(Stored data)
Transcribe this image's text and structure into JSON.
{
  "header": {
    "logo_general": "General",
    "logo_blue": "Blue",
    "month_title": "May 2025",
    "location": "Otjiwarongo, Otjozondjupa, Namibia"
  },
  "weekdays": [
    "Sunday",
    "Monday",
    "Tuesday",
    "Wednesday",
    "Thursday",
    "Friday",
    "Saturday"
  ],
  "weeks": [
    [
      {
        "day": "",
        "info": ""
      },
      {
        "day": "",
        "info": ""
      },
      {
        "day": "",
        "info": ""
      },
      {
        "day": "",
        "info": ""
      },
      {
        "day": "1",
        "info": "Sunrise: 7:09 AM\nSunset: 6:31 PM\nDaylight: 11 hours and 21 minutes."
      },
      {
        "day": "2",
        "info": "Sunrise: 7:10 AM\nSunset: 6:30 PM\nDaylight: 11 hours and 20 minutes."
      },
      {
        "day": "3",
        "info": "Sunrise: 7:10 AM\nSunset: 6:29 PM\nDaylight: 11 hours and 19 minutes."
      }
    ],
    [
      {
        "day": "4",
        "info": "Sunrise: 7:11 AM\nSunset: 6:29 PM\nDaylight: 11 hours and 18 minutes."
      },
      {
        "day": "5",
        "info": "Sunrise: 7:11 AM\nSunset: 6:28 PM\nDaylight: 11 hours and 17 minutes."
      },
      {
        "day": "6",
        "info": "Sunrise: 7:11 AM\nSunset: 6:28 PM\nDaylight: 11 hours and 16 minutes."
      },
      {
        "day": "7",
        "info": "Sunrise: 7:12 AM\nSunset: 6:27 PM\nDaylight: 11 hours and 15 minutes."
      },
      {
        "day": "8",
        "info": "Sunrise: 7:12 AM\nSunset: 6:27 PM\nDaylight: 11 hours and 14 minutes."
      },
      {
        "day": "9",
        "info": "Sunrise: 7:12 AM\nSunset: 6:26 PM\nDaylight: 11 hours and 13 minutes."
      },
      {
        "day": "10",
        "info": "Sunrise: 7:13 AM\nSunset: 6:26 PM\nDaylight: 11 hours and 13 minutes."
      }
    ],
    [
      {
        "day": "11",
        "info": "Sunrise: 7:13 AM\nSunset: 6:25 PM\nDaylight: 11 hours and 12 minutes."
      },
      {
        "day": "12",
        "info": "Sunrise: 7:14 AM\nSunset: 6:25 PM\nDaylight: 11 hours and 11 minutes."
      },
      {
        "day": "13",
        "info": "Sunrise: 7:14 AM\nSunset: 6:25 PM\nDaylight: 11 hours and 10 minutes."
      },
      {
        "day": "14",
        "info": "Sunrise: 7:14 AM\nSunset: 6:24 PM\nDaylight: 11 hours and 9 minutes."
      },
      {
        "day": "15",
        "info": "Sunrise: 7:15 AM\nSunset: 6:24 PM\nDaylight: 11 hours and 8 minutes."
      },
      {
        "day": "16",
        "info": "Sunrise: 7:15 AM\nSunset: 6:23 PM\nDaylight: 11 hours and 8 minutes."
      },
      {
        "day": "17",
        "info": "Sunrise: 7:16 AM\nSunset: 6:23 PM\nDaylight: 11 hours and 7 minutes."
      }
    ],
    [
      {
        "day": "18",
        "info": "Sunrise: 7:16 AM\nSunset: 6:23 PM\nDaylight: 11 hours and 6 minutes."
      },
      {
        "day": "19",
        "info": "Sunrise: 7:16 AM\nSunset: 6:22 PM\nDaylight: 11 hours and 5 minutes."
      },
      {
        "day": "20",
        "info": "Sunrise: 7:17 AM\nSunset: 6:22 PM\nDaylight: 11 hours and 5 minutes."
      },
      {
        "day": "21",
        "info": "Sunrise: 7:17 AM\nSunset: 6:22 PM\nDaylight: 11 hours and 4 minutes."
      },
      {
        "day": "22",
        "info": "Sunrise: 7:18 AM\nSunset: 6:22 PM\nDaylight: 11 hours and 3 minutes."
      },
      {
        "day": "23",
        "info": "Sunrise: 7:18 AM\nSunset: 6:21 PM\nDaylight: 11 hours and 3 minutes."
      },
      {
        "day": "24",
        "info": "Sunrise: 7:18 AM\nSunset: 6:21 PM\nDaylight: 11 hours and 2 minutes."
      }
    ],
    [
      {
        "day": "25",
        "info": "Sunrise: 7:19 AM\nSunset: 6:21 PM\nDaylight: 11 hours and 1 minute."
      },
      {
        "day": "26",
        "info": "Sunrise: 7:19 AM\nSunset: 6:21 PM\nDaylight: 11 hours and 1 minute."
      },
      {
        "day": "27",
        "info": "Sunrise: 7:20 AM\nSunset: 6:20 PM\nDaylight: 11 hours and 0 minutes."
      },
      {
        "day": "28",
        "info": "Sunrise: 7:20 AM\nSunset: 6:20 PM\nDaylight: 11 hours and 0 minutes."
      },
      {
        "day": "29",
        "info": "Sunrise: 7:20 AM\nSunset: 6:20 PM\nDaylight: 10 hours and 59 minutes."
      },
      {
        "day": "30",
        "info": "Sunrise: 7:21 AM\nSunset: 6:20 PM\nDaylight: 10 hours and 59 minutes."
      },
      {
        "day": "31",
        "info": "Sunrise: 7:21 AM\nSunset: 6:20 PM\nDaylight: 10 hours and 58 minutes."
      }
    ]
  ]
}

**Written instruction**
Extract all of the data shown above and repeat it verbatim.

**Task answer**
Transcribe this image's text and structure into JSON.
{
  "header": {
    "logo_general": "General",
    "logo_blue": "Blue",
    "month_title": "May 2025",
    "location": "Otjiwarongo, Otjozondjupa, Namibia"
  },
  "weekdays": [
    "Sunday",
    "Monday",
    "Tuesday",
    "Wednesday",
    "Thursday",
    "Friday",
    "Saturday"
  ],
  "weeks": [
    [
      {
        "day": "",
        "info": ""
      },
      {
        "day": "",
        "info": ""
      },
      {
        "day": "",
        "info": ""
      },
      {
        "day": "",
        "info": ""
      },
      {
        "day": "1",
        "info": "Sunrise: 7:09 AM\nSunset: 6:31 PM\nDaylight: 11 hours and 21 minutes."
      },
      {
        "day": "2",
        "info": "Sunrise: 7:10 AM\nSunset: 6:30 PM\nDaylight: 11 hours and 20 minutes."
      },
      {
        "day": "3",
        "info": "Sunrise: 7:10 AM\nSunset: 6:29 PM\nDaylight: 11 hours and 19 minutes."
      }
    ],
    [
      {
        "day": "4",
        "info": "Sunrise: 7:11 AM\nSunset: 6:29 PM\nDaylight: 11 hours and 18 minutes."
      },
      {
        "day": "5",
        "info": "Sunrise: 7:11 AM\nSunset: 6:28 PM\nDaylight: 11 hours and 17 minutes."
      },
      {
        "day": "6",
        "info": "Sunrise: 7:11 AM\nSunset: 6:28 PM\nDaylight: 11 hours and 16 minutes."
      },
      {
        "day": "7",
        "info": "Sunrise: 7:12 AM\nSunset: 6:27 PM\nDaylight: 11 hours and 15 minutes."
      },
      {
        "day": "8",
        "info": "Sunrise: 7:12 AM\nSunset: 6:27 PM\nDaylight: 11 hours and 14 minutes."
      },
      {
        "day": "9",
        "info": "Sunrise: 7:12 AM\nSunset: 6:26 PM\nDaylight: 11 hours and 13 minutes."
      },
      {
        "day": "10",
        "info": "Sunrise: 7:13 AM\nSunset: 6:26 PM\nDaylight: 11 hours and 13 minutes."
      }
    ],
    [
      {
        "day": "11",
        "info": "Sunrise: 7:13 AM\nSunset: 6:25 PM\nDaylight: 11 hours and 12 minutes."
      },
      {
        "day": "12",
        "info": "Sunrise: 7:14 AM\nSunset: 6:25 PM\nDaylight: 11 hours and 11 minutes."
      },
      {
        "day": "13",
        "info": "Sunrise: 7:14 AM\nSunset: 6:25 PM\nDaylight: 11 hours and 10 minutes."
      },
      {
        "day": "14",
        "info": "Sunrise: 7:14 AM\nSunset: 6:24 PM\nDaylight: 11 hours and 9 minutes."
      },
      {
        "day": "15",
        "info": "Sunrise: 7:15 AM\nSunset: 6:24 PM\nDaylight: 11 hours and 8 minutes."
      },
      {
        "day": "16",
        "info": "Sunrise: 7:15 AM\nSunset: 6:23 PM\nDaylight: 11 hours and 8 minutes."
      },
      {
        "day": "17",
        "info": "Sunrise: 7:16 AM\nSunset: 6:23 PM\nDaylight: 11 hours and 7 minutes."
      }
    ],
    [
      {
        "day": "18",
        "info": "Sunrise: 7:16 AM\nSunset: 6:23 PM\nDaylight: 11 hours and 6 minutes."
      },
      {
        "day": "19",
        "info": "Sunrise: 7:16 AM\nSunset: 6:22 PM\nDaylight: 11 hours and 5 minutes."
      },
      {
        "day": "20",
        "info": "Sunrise: 7:17 AM\nSunset: 6:22 PM\nDaylight: 11 hours and 5 minutes."
      },
      {
        "day": "21",
        "info": "Sunrise: 7:17 AM\nSunset: 6:22 PM\nDaylight: 11 hours and 4 minutes."
      },
      {
        "day": "22",
        "info": "Sunrise: 7:18 AM\nSunset: 6:22 PM\nDaylight: 11 hours and 3 minutes."
      },
      {
        "day": "23",
        "info": "Sunrise: 7:18 AM\nSunset: 6:21 PM\nDaylight: 11 hours and 3 minutes."
      },
      {
        "day": "24",
        "info": "Sunrise: 7:18 AM\nSunset: 6:21 PM\nDaylight: 11 hours and 2 minutes."
      }
    ],
    [
      {
        "day": "25",
        "info": "Sunrise: 7:19 AM\nSunset: 6:21 PM\nDaylight: 11 hours and 1 minute."
      },
      {
        "day": "26",
        "info": "Sunrise: 7:19 AM\nSunset: 6:21 PM\nDaylight: 11 hours and 1 minute."
      },
      {
        "day": "27",
        "info": "Sunrise: 7:20 AM\nSunset: 6:20 PM\nDaylight: 11 hours and 0 minutes."
      },
      {
        "day": "28",
        "info": "Sunrise: 7:20 AM\nSunset: 6:20 PM\nDaylight: 11 hours and 0 minutes."
      },
      {
        "day": "29",
        "info": "Sunrise: 7:20 AM\nSunset: 6:20 PM\nDaylight: 10 hours and 59 minutes."
      },
      {
        "day": "30",
        "info": "Sunrise: 7:21 AM\nSunset: 6:20 PM\nDaylight: 10 hours and 59 minutes."
      },
      {
        "day": "31",
        "info": "Sunrise: 7:21 AM\nSunset: 6:20 PM\nDaylight: 10 hours and 58 minutes."
      }
    ]
  ]
}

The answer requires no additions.